> **DATA**

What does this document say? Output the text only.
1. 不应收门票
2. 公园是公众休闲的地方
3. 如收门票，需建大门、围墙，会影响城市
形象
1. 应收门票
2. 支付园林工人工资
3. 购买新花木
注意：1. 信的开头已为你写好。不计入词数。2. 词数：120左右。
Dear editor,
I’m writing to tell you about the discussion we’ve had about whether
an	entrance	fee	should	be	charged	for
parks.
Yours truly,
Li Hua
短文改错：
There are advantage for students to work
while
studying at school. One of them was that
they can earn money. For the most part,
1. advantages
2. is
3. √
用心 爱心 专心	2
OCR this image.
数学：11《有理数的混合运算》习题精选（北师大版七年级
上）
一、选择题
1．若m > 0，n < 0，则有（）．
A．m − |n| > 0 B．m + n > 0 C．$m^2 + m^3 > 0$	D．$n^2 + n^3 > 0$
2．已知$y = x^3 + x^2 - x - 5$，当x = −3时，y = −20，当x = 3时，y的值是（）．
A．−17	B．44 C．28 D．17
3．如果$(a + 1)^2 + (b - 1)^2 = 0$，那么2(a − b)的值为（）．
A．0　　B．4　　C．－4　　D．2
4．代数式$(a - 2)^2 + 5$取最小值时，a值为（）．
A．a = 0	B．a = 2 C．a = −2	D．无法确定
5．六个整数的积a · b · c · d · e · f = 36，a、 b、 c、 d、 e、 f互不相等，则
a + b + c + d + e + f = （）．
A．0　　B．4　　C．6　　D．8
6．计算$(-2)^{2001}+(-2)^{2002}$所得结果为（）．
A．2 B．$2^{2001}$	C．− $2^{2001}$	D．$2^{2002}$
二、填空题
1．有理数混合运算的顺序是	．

> **PROMPT**
With both ends included, please retype exactly the lines from the line containing "OCR this image." to the final line of the data.

> **IN RESPONSE**
OCR this image.
数学：11《有理数的混合运算》习题精选（北师大版七年级
上）
一、选择题
1．若m > 0，n < 0，则有（）．
A．m − |n| > 0 B．m + n > 0 C．$m^2 + m^3 > 0$	D．$n^2 + n^3 > 0$
2．已知$y = x^3 + x^2 - x - 5$，当x = −3时，y = −20，当x = 3时，y的值是（）．
A．−17	B．44 C．28 D．17
3．如果$(a + 1)^2 + (b - 1)^2 = 0$，那么2(a − b)的值为（）．
A．0　　B．4　　C．－4　　D．2
4．代数式$(a - 2)^2 + 5$取最小值时，a值为（）．
A．a = 0	B．a = 2 C．a = −2	D．无法确定
5．六个整数的积a · b · c · d · e · f = 36，a、 b、 c、 d、 e、 f互不相等，则
a + b + c + d + e + f = （）．
A．0　　B．4　　C．6　　D．8
6．计算$(-2)^{2001}+(-2)^{2002}$所得结果为（）．
A．2 B．$2^{2001}$	C．− $2^{2001}$	D．$2^{2002}$
二、填空题
1．有理数混合运算的顺序是	．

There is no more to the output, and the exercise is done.